> [YOUR GOAL] Return the records that follow unaltered. Omit every picture.

> [Dataset items]
•••
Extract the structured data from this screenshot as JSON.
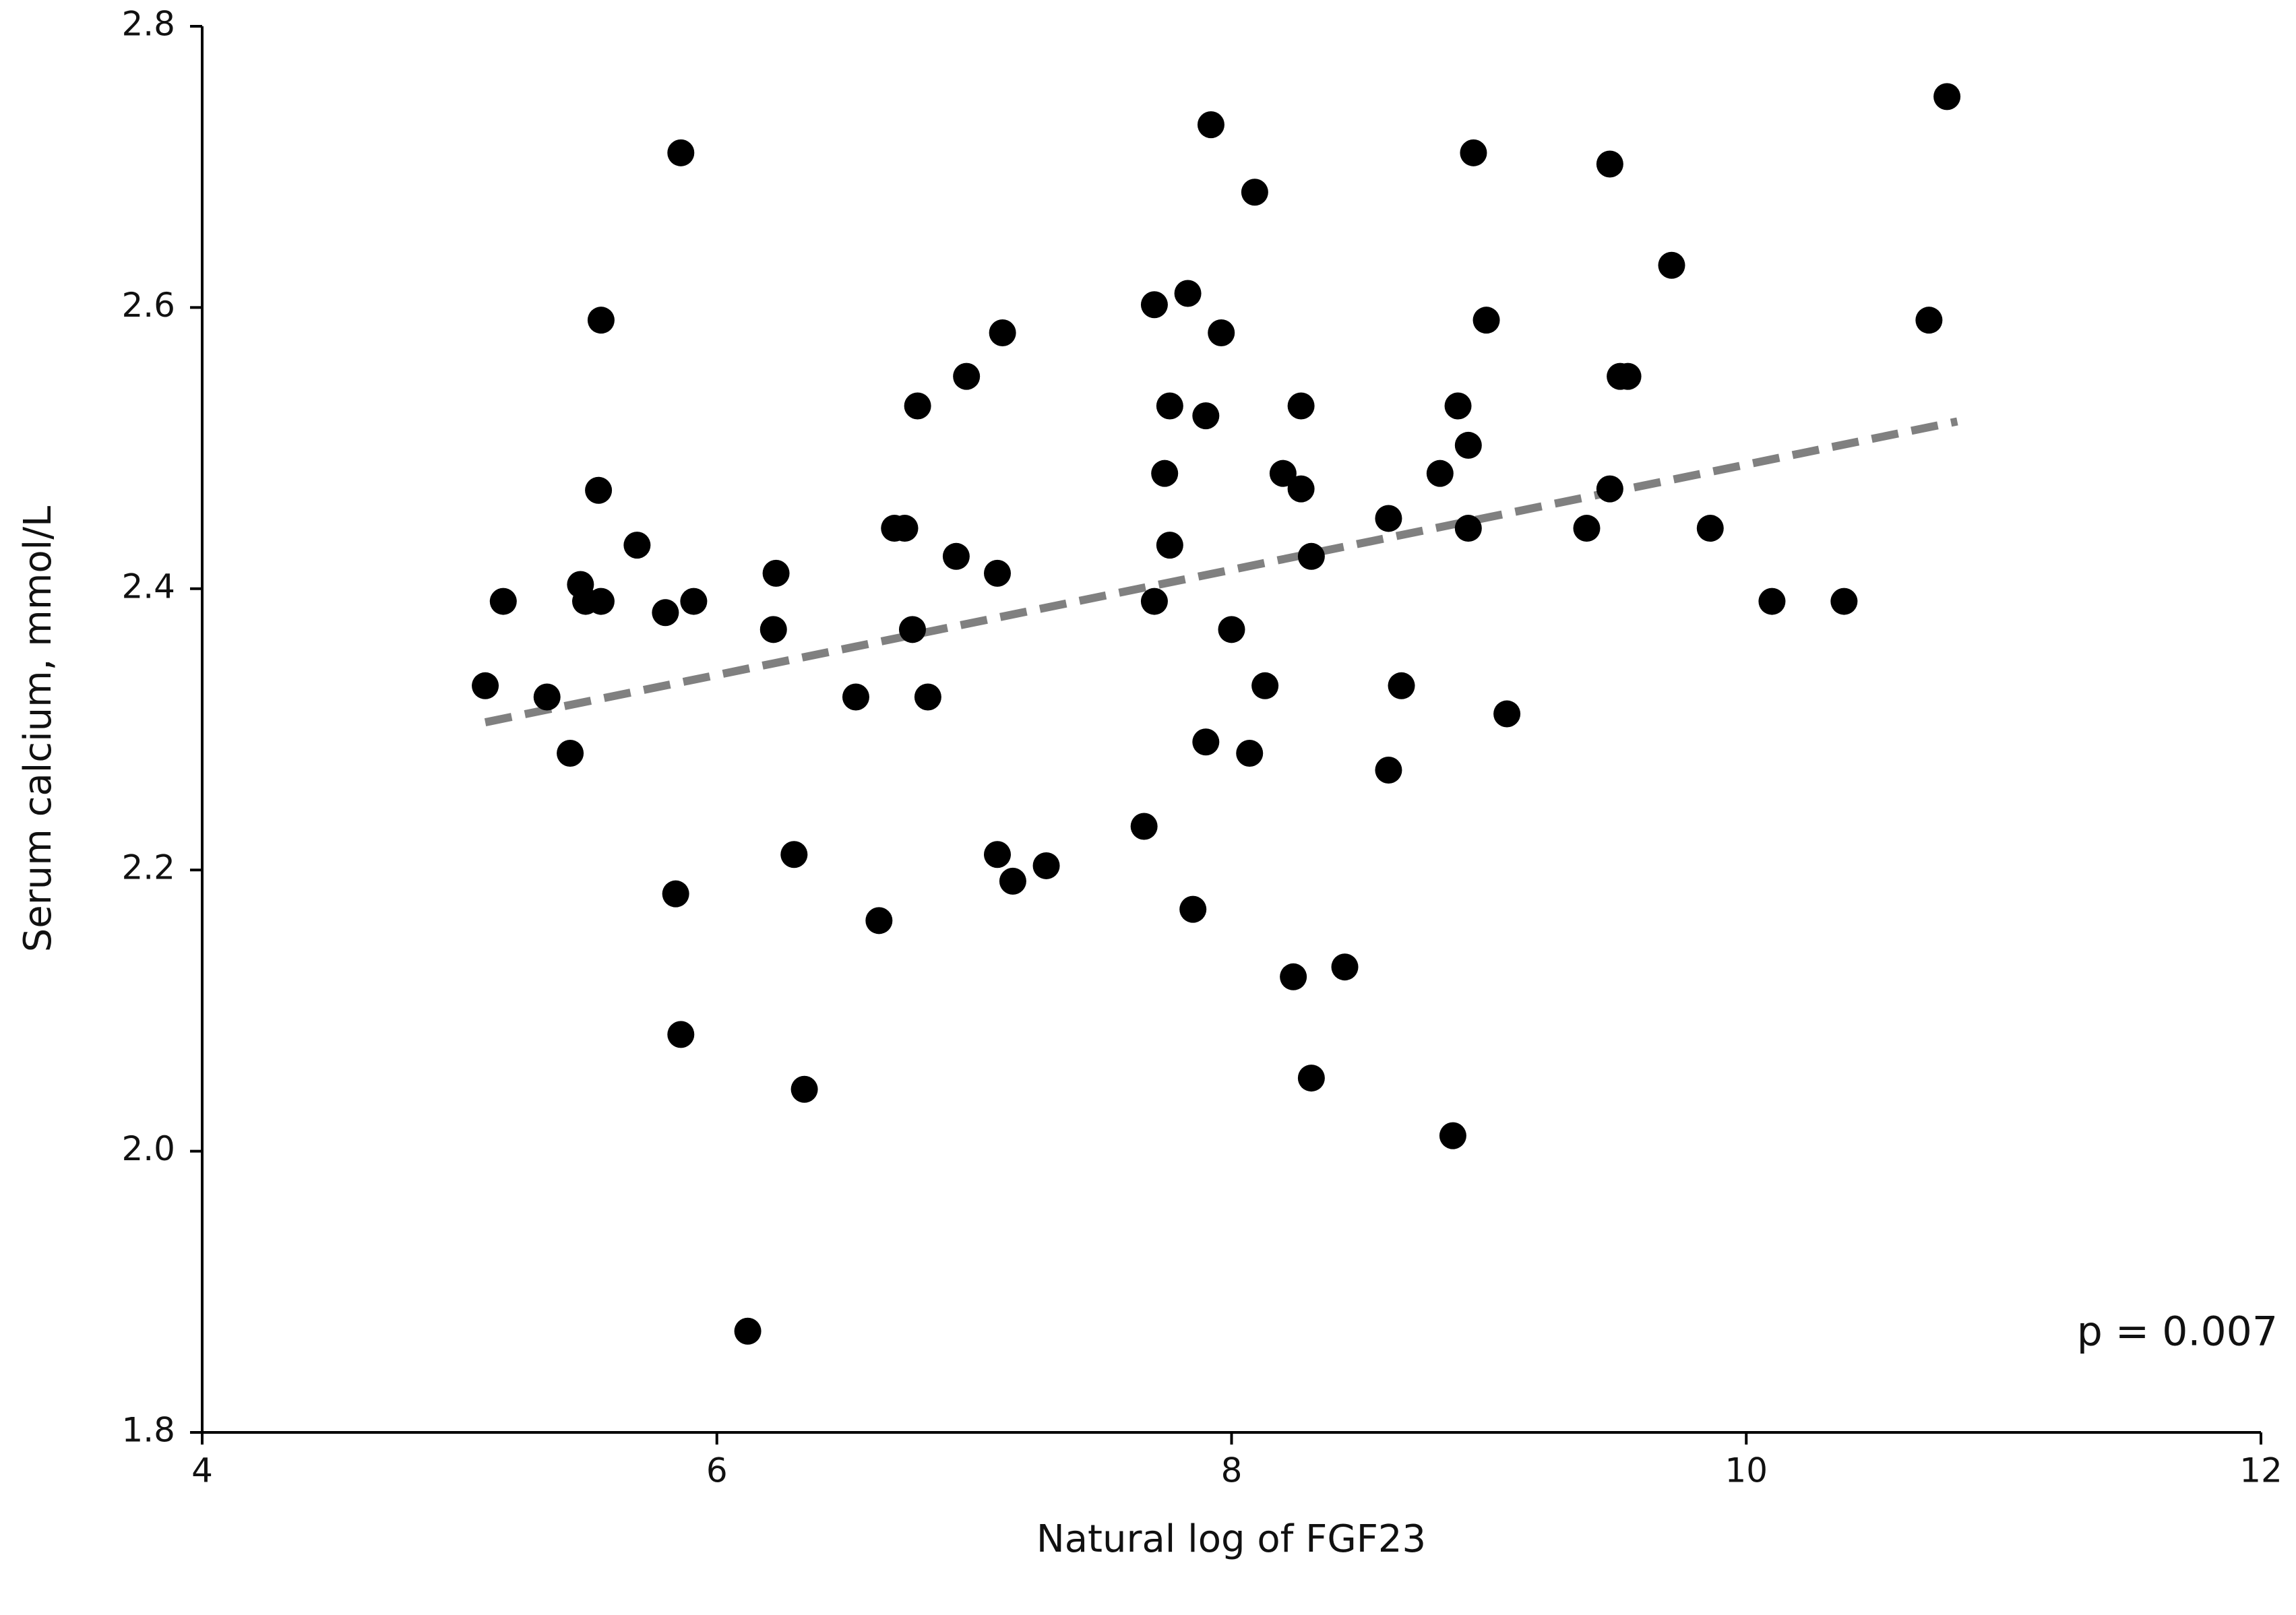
{
  "chart_data": {
    "type": "scatter",
    "xlabel": "Natural log of FGF23",
    "ylabel": "Serum calcium,  mmol/L",
    "annotation": "p = 0.007",
    "xlim": [
      4,
      12
    ],
    "xticks": [
      4,
      6,
      8,
      10,
      12
    ],
    "ylim": [
      1.8,
      2.8
    ],
    "yticks": [
      1.8,
      {
        "value": 2,
        "label": "2.0"
      },
      2.2,
      2.4,
      2.6,
      2.8
    ],
    "grid": false,
    "series": [
      {
        "color": "#000000",
        "x": [
          5.1,
          5.17,
          5.34,
          5.43,
          5.47,
          5.49,
          5.54,
          5.55,
          5.55,
          5.69,
          5.8,
          5.86,
          5.84,
          5.86,
          5.91,
          6.12,
          6.22,
          6.23,
          6.3,
          6.34,
          6.54,
          6.63,
          6.69,
          6.73,
          6.76,
          6.78,
          6.82,
          6.93,
          6.97,
          7.09,
          7.09,
          7.11,
          7.15,
          7.28,
          7.66,
          7.7,
          7.7,
          7.74,
          7.76,
          7.76,
          7.83,
          7.85,
          7.9,
          7.9,
          7.92,
          7.96,
          8.0,
          8.07,
          8.09,
          8.13,
          8.2,
          8.24,
          8.27,
          8.27,
          8.31,
          8.31,
          8.44,
          8.61,
          8.61,
          8.66,
          8.81,
          8.86,
          8.88,
          8.92,
          8.92,
          8.94,
          8.99,
          9.07,
          9.38,
          9.47,
          9.47,
          9.51,
          9.54,
          9.71,
          9.86,
          10.1,
          10.38,
          10.71,
          10.78
        ],
        "y": [
          2.331,
          2.391,
          2.323,
          2.283,
          2.403,
          2.391,
          2.47,
          2.591,
          2.391,
          2.431,
          2.383,
          2.71,
          2.183,
          2.083,
          2.391,
          1.872,
          2.371,
          2.411,
          2.211,
          2.044,
          2.323,
          2.164,
          2.443,
          2.443,
          2.371,
          2.53,
          2.323,
          2.423,
          2.551,
          2.411,
          2.211,
          2.582,
          2.192,
          2.203,
          2.231,
          2.602,
          2.391,
          2.482,
          2.53,
          2.431,
          2.61,
          2.172,
          2.523,
          2.291,
          2.73,
          2.582,
          2.371,
          2.283,
          2.682,
          2.331,
          2.482,
          2.124,
          2.53,
          2.471,
          2.423,
          2.052,
          2.131,
          2.45,
          2.271,
          2.331,
          2.482,
          2.011,
          2.53,
          2.502,
          2.443,
          2.71,
          2.591,
          2.311,
          2.443,
          2.471,
          2.702,
          2.551,
          2.551,
          2.63,
          2.443,
          2.391,
          2.391,
          2.591,
          2.75
        ]
      }
    ],
    "trendline": {
      "color": "#808080",
      "x": [
        5.1,
        10.82
      ],
      "y": [
        2.305,
        2.519
      ]
    }
  }
}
•••
> [COMPLETED EXERCISE]
Extract the structured data from this screenshot as JSON.
{
  "chart_data": {
    "type": "scatter",
    "xlabel": "Natural log of FGF23",
    "ylabel": "Serum calcium,  mmol/L",
    "annotation": "p = 0.007",
    "xlim": [
      4,
      12
    ],
    "xticks": [
      4,
      6,
      8,
      10,
      12
    ],
    "ylim": [
      1.8,
      2.8
    ],
    "yticks": [
      1.8,
      {
        "value": 2,
        "label": "2.0"
      },
      2.2,
      2.4,
      2.6,
      2.8
    ],
    "grid": false,
    "series": [
      {
        "color": "#000000",
        "x": [
          5.1,
          5.17,
          5.34,
          5.43,
          5.47,
          5.49,
          5.54,
          5.55,
          5.55,
          5.69,
          5.8,
          5.86,
          5.84,
          5.86,
          5.91,
          6.12,
          6.22,
          6.23,
          6.3,
          6.34,
          6.54,
          6.63,
          6.69,
          6.73,
          6.76,
          6.78,
          6.82,
          6.93,
          6.97,
          7.09,
          7.09,
          7.11,
          7.15,
          7.28,
          7.66,
          7.7,
          7.7,
          7.74,
          7.76,
          7.76,
          7.83,
          7.85,
          7.9,
          7.9,
          7.92,
          7.96,
          8.0,
          8.07,
          8.09,
          8.13,
          8.2,
          8.24,
          8.27,
          8.27,
          8.31,
          8.31,
          8.44,
          8.61,
          8.61,
          8.66,
          8.81,
          8.86,
          8.88,
          8.92,
          8.92,
          8.94,
          8.99,
          9.07,
          9.38,
          9.47,
          9.47,
          9.51,
          9.54,
          9.71,
          9.86,
          10.1,
          10.38,
          10.71,
          10.78
        ],
        "y": [
          2.331,
          2.391,
          2.323,
          2.283,
          2.403,
          2.391,
          2.47,
          2.591,
          2.391,
          2.431,
          2.383,
          2.71,
          2.183,
          2.083,
          2.391,
          1.872,
          2.371,
          2.411,
          2.211,
          2.044,
          2.323,
          2.164,
          2.443,
          2.443,
          2.371,
          2.53,
          2.323,
          2.423,
          2.551,
          2.411,
          2.211,
          2.582,
          2.192,
          2.203,
          2.231,
          2.602,
          2.391,
          2.482,
          2.53,
          2.431,
          2.61,
          2.172,
          2.523,
          2.291,
          2.73,
          2.582,
          2.371,
          2.283,
          2.682,
          2.331,
          2.482,
          2.124,
          2.53,
          2.471,
          2.423,
          2.052,
          2.131,
          2.45,
          2.271,
          2.331,
          2.482,
          2.011,
          2.53,
          2.502,
          2.443,
          2.71,
          2.591,
          2.311,
          2.443,
          2.471,
          2.702,
          2.551,
          2.551,
          2.63,
          2.443,
          2.391,
          2.391,
          2.591,
          2.75
        ]
      }
    ],
    "trendline": {
      "color": "#808080",
      "x": [
        5.1,
        10.82
      ],
      "y": [
        2.305,
        2.519
      ]
    }
  }
}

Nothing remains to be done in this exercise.